__WORK REQUIRED__
Find each line with the string "count" and copy it.

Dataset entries
[Begin]

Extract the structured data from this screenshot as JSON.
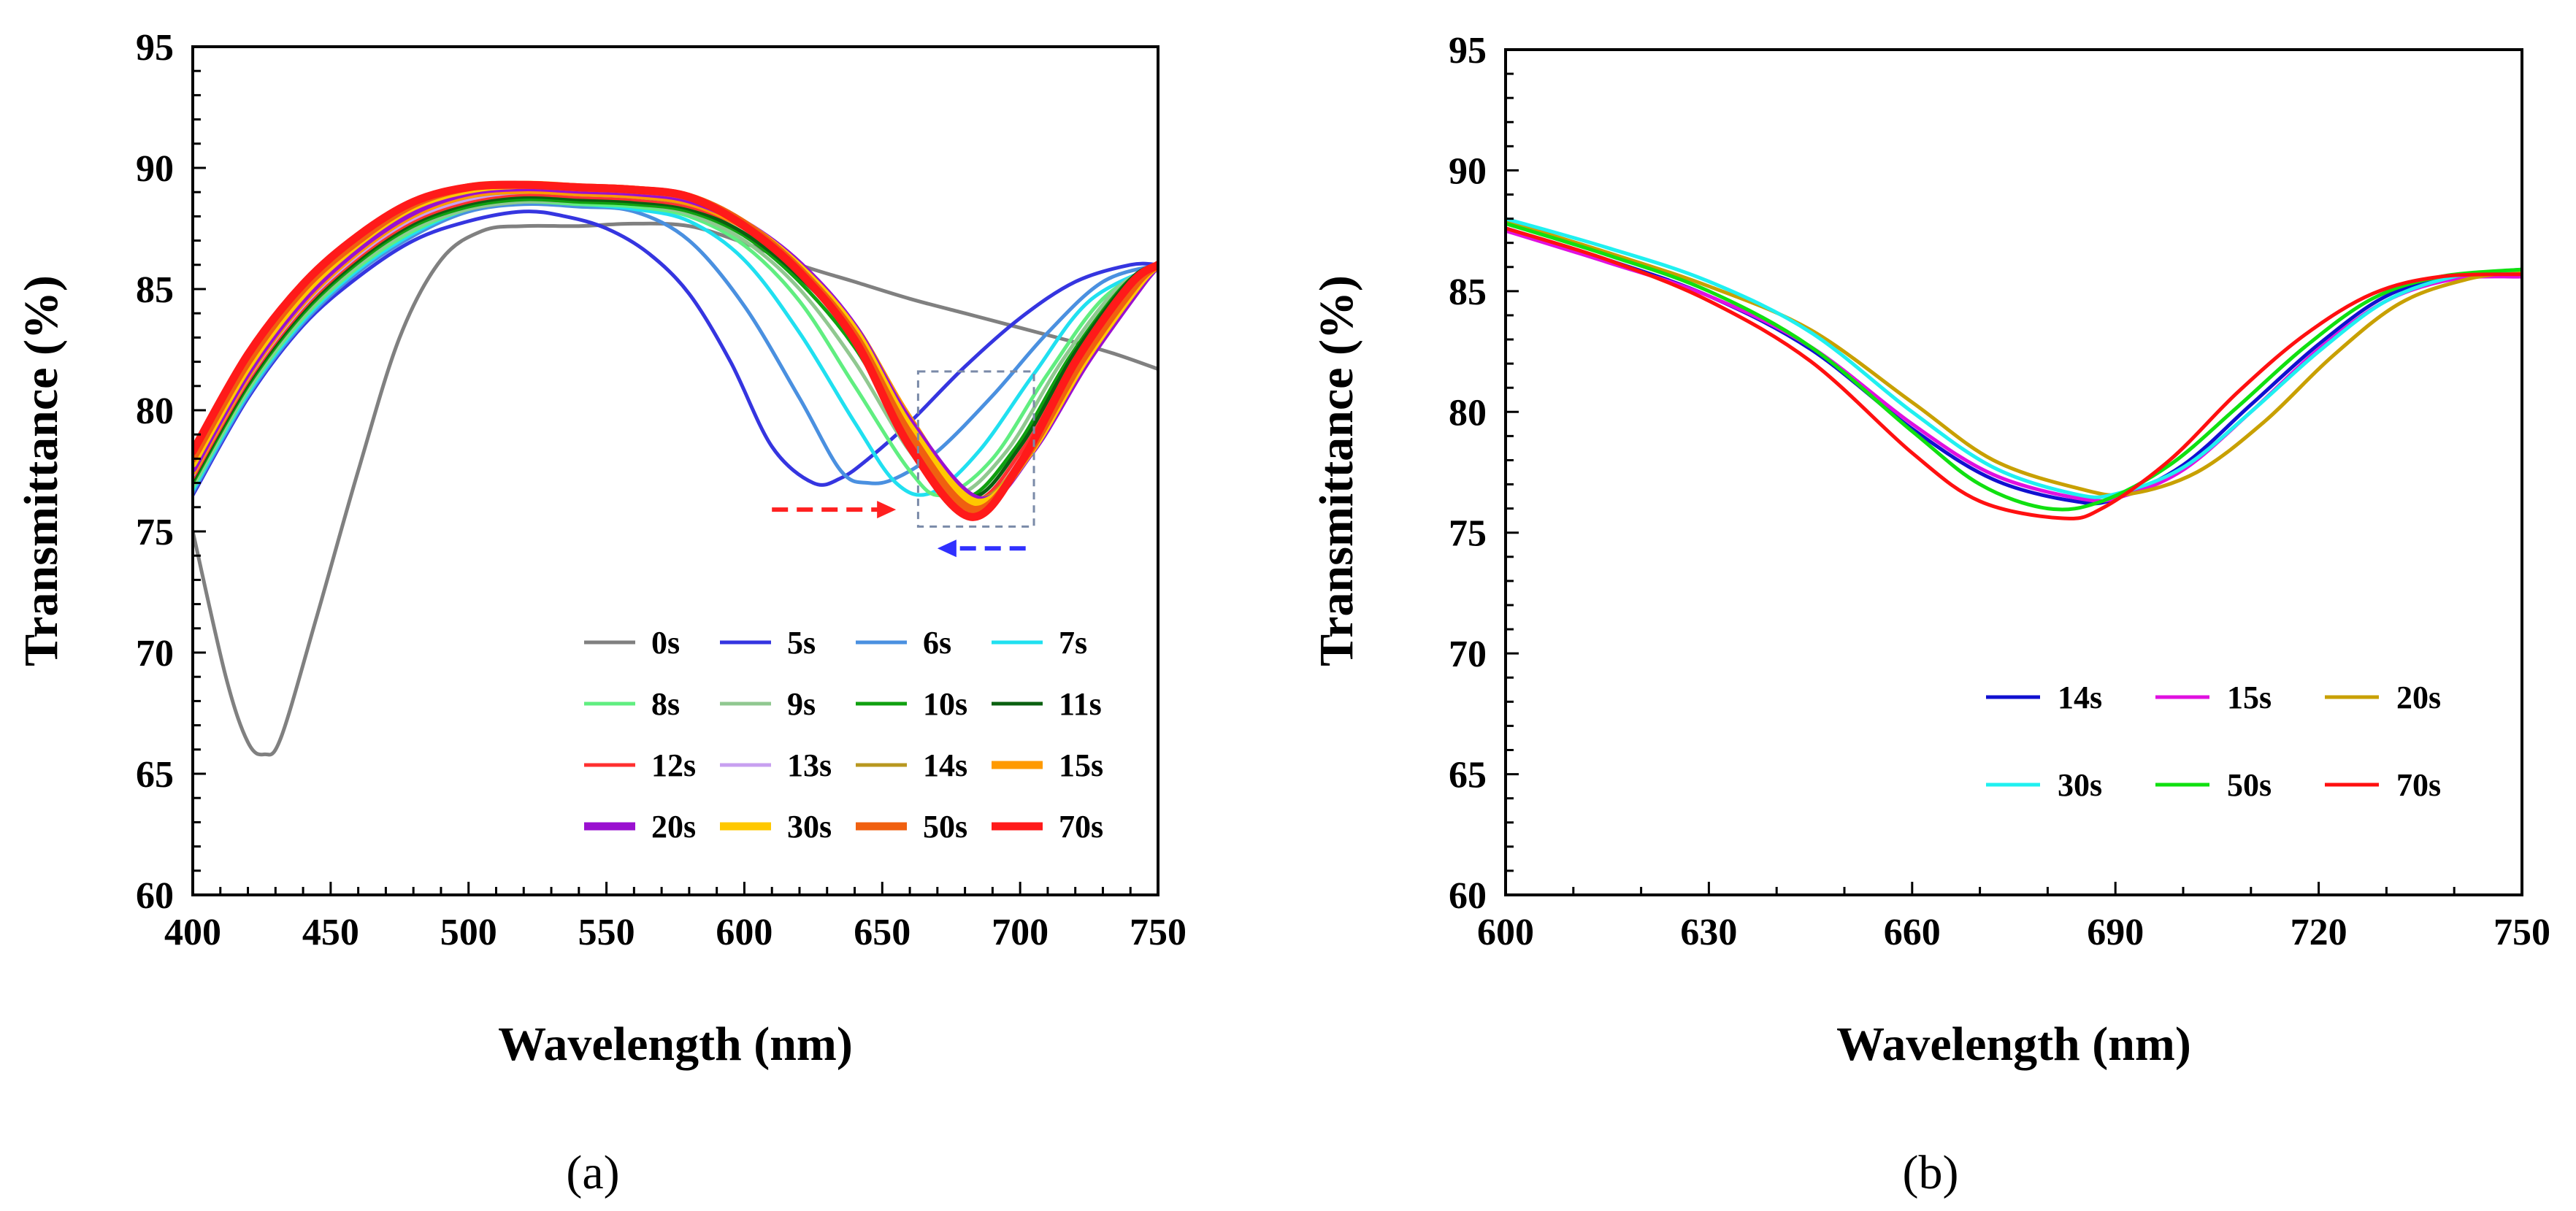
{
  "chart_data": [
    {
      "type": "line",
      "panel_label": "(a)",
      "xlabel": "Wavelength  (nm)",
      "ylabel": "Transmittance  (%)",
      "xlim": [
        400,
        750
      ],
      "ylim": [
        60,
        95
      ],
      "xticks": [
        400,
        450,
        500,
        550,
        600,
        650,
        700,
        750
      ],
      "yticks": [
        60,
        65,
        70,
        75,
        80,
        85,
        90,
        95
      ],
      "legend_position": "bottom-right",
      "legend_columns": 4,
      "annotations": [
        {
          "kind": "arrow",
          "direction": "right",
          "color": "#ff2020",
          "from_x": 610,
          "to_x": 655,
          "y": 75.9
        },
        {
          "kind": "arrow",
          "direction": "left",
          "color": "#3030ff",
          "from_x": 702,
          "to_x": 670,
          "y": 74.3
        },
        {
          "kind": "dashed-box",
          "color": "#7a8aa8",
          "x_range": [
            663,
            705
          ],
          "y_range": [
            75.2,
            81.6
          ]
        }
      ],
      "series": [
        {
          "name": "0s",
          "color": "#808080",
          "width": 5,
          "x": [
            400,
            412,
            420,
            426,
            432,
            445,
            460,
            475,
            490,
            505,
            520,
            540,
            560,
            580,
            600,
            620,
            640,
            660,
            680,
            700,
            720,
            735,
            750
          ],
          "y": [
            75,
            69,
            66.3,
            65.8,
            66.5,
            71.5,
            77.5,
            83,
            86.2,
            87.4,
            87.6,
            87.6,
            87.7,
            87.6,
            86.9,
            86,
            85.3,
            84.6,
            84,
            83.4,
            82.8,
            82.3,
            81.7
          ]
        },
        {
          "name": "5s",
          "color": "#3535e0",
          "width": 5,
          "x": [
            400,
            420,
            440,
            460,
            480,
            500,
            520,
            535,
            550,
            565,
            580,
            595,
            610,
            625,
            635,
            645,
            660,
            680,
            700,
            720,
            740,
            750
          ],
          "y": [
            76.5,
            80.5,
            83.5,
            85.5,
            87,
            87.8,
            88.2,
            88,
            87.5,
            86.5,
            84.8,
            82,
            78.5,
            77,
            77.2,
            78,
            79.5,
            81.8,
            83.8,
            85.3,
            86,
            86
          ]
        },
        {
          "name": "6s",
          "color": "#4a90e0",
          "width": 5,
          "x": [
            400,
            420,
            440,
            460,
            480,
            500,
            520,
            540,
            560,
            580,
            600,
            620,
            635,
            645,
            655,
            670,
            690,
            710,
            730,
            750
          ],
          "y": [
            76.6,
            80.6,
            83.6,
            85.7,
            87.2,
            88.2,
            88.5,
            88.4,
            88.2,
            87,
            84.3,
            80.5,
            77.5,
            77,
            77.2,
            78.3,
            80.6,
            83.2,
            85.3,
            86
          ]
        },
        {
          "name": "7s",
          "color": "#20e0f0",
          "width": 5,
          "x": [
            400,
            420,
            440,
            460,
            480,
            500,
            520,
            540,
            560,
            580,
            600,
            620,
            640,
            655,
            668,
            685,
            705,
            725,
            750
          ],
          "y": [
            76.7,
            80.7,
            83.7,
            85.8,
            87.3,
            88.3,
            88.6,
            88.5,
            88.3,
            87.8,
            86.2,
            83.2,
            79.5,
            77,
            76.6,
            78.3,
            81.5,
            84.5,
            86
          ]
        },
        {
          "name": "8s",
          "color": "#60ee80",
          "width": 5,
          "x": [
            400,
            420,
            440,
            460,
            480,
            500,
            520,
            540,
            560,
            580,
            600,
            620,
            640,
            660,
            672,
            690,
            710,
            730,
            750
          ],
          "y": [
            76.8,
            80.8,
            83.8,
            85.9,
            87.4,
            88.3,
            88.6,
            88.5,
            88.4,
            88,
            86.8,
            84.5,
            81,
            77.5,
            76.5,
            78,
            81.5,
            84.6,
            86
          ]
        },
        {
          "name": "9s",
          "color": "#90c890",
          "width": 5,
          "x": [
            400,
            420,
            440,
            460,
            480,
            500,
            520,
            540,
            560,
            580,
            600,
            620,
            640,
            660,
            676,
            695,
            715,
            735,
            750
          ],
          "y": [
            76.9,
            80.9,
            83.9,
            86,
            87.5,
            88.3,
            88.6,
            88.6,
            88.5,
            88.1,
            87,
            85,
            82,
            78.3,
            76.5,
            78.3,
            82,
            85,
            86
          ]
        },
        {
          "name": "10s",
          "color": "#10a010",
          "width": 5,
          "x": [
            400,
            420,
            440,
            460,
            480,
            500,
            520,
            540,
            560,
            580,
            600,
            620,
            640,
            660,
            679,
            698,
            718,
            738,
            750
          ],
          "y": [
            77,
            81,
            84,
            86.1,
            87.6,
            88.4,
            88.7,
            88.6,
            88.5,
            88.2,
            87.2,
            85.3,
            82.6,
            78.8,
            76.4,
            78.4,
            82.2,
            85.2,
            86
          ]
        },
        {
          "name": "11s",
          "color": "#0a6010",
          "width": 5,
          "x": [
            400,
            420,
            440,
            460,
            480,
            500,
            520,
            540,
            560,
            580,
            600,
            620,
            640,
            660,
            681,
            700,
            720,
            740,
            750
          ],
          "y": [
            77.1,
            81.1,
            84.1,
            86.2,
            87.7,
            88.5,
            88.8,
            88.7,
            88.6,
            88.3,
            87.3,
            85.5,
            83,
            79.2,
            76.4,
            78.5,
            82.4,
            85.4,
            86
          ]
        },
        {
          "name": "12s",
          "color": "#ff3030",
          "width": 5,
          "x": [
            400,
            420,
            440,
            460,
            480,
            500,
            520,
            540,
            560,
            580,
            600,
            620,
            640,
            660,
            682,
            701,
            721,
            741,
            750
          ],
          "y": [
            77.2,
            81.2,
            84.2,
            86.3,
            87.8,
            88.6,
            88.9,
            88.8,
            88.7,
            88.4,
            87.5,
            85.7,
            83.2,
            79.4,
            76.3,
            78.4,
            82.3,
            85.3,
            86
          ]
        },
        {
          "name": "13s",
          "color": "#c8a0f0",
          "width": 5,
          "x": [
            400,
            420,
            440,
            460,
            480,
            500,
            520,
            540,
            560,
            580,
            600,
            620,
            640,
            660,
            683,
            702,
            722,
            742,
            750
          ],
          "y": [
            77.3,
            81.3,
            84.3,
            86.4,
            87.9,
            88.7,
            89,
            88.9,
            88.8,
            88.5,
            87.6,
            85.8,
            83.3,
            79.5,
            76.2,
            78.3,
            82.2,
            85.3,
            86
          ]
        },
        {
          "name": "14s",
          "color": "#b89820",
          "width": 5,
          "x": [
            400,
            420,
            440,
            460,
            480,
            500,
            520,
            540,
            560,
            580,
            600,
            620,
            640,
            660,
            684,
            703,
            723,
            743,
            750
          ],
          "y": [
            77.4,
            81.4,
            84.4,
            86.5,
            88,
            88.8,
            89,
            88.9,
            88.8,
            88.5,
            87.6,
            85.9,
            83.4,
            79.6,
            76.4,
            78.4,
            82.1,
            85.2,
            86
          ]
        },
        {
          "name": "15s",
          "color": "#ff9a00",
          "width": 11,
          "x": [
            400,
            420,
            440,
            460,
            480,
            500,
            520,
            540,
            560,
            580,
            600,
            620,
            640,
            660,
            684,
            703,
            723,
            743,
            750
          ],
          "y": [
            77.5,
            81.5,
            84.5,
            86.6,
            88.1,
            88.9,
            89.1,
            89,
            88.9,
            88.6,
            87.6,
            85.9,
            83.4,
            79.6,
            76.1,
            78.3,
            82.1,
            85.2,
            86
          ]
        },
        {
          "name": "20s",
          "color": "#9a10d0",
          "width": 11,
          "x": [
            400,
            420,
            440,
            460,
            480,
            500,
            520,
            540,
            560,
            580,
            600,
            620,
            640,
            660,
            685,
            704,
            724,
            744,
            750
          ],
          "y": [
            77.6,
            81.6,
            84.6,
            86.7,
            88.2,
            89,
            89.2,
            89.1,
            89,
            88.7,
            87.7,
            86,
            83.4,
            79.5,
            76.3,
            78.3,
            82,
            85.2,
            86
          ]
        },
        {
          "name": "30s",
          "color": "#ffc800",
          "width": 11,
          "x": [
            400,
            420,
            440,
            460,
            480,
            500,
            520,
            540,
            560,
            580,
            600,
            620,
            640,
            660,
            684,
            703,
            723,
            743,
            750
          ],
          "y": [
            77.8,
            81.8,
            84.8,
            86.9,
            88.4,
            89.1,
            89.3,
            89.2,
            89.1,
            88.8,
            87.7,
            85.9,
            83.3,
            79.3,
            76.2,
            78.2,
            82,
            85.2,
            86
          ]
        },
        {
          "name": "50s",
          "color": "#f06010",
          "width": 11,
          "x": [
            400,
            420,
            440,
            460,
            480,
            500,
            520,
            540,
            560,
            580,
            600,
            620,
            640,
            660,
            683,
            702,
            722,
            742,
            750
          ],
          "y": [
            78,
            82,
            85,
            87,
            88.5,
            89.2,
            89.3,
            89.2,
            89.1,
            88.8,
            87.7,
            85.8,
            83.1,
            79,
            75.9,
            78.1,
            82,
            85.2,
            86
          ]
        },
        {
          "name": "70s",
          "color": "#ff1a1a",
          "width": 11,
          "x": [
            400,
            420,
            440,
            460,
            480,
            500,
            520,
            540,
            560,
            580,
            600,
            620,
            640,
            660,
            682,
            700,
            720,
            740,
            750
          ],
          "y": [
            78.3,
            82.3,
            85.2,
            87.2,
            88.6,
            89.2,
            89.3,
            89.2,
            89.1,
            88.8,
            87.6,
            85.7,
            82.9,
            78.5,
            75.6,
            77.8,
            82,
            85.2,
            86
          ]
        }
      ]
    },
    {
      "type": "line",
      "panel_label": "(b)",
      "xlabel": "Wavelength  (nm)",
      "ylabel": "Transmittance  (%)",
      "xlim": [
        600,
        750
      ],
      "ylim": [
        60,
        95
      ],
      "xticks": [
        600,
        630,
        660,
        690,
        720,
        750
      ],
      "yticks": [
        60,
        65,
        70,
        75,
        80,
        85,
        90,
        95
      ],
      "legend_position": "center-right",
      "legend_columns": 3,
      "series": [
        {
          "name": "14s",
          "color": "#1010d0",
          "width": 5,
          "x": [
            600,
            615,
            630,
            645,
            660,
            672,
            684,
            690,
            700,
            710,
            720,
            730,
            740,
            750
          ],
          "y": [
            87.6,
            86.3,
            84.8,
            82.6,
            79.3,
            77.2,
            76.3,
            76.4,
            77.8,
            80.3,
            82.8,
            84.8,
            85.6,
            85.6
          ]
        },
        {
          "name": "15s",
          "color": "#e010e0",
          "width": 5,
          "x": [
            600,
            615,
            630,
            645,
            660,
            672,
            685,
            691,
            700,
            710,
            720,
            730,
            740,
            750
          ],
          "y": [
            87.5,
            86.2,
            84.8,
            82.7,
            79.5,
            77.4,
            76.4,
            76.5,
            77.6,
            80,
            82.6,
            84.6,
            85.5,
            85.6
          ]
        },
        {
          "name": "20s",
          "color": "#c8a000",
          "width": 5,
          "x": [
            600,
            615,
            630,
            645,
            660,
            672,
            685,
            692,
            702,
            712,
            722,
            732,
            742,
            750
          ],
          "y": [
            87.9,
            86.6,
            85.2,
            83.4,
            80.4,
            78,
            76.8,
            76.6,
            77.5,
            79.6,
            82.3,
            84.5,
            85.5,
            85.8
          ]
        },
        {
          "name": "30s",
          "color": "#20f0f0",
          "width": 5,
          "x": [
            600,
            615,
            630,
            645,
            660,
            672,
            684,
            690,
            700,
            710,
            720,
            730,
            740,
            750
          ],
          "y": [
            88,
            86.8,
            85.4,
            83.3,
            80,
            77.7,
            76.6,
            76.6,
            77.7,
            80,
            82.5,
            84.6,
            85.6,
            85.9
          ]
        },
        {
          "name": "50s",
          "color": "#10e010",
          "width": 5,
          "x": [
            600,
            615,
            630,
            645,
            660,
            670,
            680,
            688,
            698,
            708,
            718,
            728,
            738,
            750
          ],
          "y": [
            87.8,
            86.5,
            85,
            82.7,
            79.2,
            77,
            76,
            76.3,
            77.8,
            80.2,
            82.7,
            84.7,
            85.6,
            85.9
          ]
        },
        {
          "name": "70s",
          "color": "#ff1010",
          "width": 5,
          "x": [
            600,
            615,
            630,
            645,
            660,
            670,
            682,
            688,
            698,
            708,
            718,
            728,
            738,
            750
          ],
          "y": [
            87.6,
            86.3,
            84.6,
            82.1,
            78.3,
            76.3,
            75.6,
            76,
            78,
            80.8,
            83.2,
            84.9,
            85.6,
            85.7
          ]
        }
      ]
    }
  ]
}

[End]
[Begin]

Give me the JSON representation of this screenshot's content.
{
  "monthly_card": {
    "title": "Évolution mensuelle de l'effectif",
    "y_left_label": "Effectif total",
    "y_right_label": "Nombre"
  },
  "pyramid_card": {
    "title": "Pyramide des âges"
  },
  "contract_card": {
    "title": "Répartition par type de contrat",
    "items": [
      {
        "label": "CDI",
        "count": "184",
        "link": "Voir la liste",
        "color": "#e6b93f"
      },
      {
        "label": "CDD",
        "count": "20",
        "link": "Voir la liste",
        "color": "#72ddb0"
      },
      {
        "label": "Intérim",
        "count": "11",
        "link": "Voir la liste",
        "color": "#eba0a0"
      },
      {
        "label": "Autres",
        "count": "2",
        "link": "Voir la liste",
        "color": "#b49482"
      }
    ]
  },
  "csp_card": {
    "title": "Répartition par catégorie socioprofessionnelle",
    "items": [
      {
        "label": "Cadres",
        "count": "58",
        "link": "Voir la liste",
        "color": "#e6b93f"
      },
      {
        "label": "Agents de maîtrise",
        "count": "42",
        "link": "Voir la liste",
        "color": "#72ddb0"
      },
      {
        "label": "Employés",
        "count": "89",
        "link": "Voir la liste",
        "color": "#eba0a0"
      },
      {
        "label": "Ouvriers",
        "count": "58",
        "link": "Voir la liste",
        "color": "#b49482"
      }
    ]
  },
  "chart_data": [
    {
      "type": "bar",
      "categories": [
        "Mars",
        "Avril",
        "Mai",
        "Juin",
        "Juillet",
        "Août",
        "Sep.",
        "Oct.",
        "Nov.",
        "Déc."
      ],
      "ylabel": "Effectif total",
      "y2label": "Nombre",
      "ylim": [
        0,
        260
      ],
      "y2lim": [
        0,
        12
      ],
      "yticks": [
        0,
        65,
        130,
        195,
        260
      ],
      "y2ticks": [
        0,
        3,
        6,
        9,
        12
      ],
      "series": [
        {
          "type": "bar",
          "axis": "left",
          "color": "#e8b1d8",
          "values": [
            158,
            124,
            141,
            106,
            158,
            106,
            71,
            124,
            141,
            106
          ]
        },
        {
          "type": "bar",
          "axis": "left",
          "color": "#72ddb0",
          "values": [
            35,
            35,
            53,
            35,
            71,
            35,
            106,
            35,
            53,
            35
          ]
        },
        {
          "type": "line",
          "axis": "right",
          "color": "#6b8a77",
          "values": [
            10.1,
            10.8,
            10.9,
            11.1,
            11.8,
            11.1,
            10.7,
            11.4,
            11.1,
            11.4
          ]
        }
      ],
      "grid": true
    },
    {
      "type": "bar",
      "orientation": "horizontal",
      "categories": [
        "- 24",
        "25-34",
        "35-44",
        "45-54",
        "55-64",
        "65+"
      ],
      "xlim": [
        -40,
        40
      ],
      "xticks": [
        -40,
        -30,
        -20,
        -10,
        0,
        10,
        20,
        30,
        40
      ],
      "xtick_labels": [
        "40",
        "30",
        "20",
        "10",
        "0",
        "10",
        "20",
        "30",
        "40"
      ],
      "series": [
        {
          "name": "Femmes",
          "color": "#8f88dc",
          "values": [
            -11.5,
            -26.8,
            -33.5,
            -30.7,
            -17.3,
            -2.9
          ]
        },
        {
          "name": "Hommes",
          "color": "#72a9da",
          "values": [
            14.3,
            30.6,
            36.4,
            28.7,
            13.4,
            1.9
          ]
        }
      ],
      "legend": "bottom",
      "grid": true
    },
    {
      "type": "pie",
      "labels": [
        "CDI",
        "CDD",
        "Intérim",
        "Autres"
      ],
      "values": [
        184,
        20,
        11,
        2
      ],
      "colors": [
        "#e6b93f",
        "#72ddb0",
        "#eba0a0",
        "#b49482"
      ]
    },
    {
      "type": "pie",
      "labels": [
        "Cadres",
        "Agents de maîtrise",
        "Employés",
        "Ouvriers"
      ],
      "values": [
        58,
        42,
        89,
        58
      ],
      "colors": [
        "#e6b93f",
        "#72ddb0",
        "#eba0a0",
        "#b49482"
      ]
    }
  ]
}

[End]

__TASK ANSWER__
        "count": "184",
        "count": "20",
        "count": "11",
        "count": "2",
        "count": "58",
        "count": "42",
        "count": "89",
        "count": "58",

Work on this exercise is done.